**EXCERTO SELECIONADO**
------------------------

Os matizes da viola azul.

Não tem de ser esta rapsódia nem nenhuma outra,
Apenas a música das coisas como me são.



Variação do Groucho a partir de Wallace Stevens, O homem da viola azul (1937)
depois de uma longa conversa nocturna com o Sr. Mourão acerca de Vergílio Ferreira

01 março 2006

Casa de férias 6


Mesa encostada à janela, de noite. Bebem chá em silêncio.
Groucho levanta-se e vai lá dentro. Traz «O homem da viola azul», que coloca no parapeito da janela. Faz um gesto, como se fosse iniciar uma frase, mas continua calado. Bebe mais chá. Aponta o livro.

— Se tivesse de falar aos seus alunos sobre as “coisas como elas são”...
(interrompendo) Não tenho.
— Mas se tivesse...
— Não tenho, porque os alunos são tudo menos as coisas como elas são. (pausa) E era você quem queria falar.
— Pois, o kairos... Talvez noutra altura. (pausa longa) Acha que amanhã de manhã haverá silêncio que chegue?

Mourão encolhe os ombros. Acabam o chá. Groucho pega no livro, folheia, lê de onde a onde. Mourão pergunta, olhando para a janela.

— Sabe que faz hoje dez anos que morreu o Vergílio Ferreira?

Groucho fica a olhar para ele. Não diz nada.

Casa de férias 5


- Mas claro que pode falar, Groucho, porque não haveria de poder?
- Não é o poder da potência a que me refiro, é o poder do kairós...
- A oportunidade?

------------------------

**TAREFAS PEDIDAS**
(1) Reproduza o trecho do excerto sobre Groucho e Mourão entre "Casa de férias 6" e "Aponta o livro.", inclusive.
(2) Prossiga o excerto sobre Groucho e Mourão a partir da última frase apresentada.

**REGISTOS FORNECIDOS**

------------------------

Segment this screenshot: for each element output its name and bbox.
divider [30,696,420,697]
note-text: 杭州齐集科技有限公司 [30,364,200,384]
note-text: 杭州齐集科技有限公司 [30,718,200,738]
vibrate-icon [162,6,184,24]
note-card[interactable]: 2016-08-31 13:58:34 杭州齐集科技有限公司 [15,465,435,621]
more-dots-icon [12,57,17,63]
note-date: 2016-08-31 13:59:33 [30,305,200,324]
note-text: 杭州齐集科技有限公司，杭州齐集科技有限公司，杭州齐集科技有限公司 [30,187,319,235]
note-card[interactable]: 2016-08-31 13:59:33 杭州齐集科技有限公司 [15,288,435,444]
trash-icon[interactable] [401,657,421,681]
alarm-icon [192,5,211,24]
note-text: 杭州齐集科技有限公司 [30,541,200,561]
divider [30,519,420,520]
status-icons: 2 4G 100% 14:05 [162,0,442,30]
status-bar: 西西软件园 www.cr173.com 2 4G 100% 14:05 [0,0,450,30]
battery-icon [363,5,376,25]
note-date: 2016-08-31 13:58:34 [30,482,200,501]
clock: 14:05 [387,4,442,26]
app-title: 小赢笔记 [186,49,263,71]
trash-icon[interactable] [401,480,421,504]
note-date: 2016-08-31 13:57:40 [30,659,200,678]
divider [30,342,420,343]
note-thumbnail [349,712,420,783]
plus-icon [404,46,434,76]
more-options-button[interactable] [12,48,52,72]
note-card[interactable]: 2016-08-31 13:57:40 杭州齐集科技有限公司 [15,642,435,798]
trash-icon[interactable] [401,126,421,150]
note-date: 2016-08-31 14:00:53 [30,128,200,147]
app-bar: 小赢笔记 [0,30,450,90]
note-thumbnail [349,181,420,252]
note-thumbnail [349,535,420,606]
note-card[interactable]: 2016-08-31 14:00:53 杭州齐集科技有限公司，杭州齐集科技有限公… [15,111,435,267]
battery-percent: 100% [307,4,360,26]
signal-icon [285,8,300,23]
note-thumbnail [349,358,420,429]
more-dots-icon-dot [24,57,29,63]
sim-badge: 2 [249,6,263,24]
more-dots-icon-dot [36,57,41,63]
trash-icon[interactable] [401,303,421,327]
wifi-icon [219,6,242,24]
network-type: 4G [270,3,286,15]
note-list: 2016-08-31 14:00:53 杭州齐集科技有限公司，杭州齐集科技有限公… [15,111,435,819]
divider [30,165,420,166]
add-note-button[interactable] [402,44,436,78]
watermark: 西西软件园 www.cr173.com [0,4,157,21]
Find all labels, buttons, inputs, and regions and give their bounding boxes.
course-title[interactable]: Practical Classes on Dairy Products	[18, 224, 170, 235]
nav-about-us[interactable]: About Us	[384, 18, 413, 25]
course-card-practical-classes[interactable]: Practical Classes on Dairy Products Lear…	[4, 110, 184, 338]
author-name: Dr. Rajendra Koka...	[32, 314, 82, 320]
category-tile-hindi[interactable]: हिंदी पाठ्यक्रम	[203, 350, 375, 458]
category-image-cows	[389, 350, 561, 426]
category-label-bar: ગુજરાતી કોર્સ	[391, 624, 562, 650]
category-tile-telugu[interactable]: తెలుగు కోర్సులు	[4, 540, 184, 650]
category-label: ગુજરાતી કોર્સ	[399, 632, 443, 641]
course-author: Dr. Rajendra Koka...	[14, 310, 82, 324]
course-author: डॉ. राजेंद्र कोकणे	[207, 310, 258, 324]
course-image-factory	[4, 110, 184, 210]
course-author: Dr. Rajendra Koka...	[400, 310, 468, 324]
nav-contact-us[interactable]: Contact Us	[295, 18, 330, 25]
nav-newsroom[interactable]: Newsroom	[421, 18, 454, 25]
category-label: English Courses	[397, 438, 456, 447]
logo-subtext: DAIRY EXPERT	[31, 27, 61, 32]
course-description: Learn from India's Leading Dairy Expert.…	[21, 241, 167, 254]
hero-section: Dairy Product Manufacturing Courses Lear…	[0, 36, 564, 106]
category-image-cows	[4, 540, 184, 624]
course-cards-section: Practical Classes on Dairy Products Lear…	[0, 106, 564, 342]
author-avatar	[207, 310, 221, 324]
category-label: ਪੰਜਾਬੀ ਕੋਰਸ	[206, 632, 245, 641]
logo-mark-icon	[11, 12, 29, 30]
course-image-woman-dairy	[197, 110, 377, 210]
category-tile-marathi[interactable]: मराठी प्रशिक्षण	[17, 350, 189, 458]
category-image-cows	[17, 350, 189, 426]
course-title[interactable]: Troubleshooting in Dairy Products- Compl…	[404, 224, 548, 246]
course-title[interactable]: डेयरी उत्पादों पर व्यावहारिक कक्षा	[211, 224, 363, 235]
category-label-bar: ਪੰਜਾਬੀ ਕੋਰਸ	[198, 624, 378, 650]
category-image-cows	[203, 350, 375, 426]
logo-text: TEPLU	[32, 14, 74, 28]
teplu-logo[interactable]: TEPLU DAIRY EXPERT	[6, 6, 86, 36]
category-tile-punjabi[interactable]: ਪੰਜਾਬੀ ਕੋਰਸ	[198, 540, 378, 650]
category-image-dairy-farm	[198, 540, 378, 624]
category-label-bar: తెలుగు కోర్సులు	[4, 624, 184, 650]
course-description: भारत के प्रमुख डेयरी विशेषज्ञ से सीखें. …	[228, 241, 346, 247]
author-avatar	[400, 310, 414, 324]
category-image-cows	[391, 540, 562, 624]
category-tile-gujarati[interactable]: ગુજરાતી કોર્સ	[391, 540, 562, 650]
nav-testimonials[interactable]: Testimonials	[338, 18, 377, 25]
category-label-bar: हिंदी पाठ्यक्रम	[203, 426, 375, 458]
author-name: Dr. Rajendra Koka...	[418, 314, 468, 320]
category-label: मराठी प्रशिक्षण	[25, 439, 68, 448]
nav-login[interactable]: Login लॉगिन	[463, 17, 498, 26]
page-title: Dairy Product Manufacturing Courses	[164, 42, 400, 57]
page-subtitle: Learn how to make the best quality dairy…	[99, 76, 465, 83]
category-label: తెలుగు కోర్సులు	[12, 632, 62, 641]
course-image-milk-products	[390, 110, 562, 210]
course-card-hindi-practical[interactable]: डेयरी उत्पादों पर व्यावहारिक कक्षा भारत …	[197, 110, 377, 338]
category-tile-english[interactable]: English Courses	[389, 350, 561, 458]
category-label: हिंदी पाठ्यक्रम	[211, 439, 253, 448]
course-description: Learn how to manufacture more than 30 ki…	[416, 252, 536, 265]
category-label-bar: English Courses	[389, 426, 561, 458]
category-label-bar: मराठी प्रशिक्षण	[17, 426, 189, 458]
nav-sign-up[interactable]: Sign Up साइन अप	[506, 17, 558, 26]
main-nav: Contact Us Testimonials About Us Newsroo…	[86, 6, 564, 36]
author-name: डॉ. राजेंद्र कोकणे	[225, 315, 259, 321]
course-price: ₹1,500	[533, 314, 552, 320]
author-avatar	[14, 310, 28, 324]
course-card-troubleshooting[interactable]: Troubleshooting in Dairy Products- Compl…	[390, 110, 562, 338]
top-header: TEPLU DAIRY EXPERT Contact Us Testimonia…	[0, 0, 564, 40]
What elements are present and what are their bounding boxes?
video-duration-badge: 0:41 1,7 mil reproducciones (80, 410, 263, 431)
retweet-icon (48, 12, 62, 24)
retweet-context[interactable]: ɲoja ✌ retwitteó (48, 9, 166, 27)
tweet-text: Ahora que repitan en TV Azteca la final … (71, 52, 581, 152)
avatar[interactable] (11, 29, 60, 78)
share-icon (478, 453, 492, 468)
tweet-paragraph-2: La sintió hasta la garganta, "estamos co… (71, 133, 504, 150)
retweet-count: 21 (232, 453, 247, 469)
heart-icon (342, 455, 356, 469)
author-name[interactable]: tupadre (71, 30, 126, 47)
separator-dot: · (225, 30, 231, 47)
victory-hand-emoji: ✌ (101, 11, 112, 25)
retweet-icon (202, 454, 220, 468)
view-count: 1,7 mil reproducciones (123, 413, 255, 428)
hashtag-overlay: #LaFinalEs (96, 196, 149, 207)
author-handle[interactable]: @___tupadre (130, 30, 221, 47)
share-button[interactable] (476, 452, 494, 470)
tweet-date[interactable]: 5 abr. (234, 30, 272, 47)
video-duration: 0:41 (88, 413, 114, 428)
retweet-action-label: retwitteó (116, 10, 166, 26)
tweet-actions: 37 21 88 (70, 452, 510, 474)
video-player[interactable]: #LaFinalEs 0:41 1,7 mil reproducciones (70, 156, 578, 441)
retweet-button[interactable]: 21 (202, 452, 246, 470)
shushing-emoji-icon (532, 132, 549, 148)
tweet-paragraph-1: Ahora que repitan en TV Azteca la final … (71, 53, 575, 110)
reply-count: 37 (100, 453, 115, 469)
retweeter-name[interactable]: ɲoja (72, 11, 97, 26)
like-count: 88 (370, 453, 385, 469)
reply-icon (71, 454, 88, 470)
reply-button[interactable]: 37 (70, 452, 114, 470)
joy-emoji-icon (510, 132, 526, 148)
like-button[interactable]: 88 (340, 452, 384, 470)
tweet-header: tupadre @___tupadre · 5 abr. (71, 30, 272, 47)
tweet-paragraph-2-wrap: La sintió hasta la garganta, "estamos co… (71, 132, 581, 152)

------------------------

**RESULTADOS ESPERADOS**
(1)
Casa de férias 6


Mesa encostada à janela, de noite. Bebem chá em silêncio.
Groucho levanta-se e vai lá dentro. Traz «O homem da viola azul», que coloca no parapeito da janela. Faz um gesto, como se fosse iniciar uma frase, mas continua calado. Bebe mais chá. Aponta o livro.

(2)
- Sim, a oportunidade. Mas um pouco mais do que isso, também. Alguma coisa parecida com a oportunidade coincidir com o destino.
- Percebo. Quer dizer, parece-me que o percebo.
- Por isso lhe perguntava se podia falar, uma oportunidade e um destino serão a coisa mais solitária do mundo, mas dirigida sempre àquilo que não somos nós.
- Mesmo que se trate de falar de um poema...
- Sobretudo se se trata de falar apenas de um poema.
- Ah, apenas... Nesse caso é preciso criar um silêncio muito grande, melhor logo à noite.

Casa de férias 4




(...) A manhã não é o sol,
É esta atitude dos nervos,

Como se um intérprete obtuso agarrase
Os matizes da viola azul.

Tem de ser esta rapsódia ou nenhuma outra,
A rapsódia das coisas como são.


Wallace Stevens, O homem da viola azul (1937)
Trad. de Maria Adelaide Ramos
Relógio D'Água, 2005

25 fevereiro 2006

Casa de férias 3


— Acha mesmo, Groucho? (pausa) Olhe que não sei...
— Não sabe ou não acha? Ou acha, mas não completamente?
— Bom...
— Era o que me parecia, resposta típica de um intelectual quando o intelecto é apanhado em território desconhecido.
— Vejo que lhe está a fazer bem o descanso, Groucho...
— Nem imagina quanto! (para o cão) Anda, vamos às compras.

23 fevereiro 2006

Multiplex 3 (take 3)

— Não olhe agora, Groucho, deixe-a sentar-se.
(pausa; continuam a tomar café)
— Olhe agora, Groucho, mas devagar, seja discreto que isto é uma terra pequena.
(Groucho olha, depois continua a tomar café)
— Não diz nada, Groucho?
— Digo que é um animal humano bonito. E dito isto, não percebo de todo a sua excitação.
— Mas não lhe parece uma presença arrebatadora? Não acha que em determinadas circunstâncias um homem pode abandonar tudo para a seguir? E note que eu penso que o contrário também pode acontecer, de uma mulher para um homem, ou entre homens ou entre...
(interrompendo) Percebo perfeitamente o seu ponto.
(pausa, Groucho toma o último gole de café)
.
— Mas que raio, Groucho, estou a tentar voltar à conversa de...
(interrompendo) Percebo perfeitamente o seu ponto, repito. É análogo daquela tese que diz que a beleza é uma armadilha da natureza para pôr um homem em pé.
— Mas que raio de metáfora machista é...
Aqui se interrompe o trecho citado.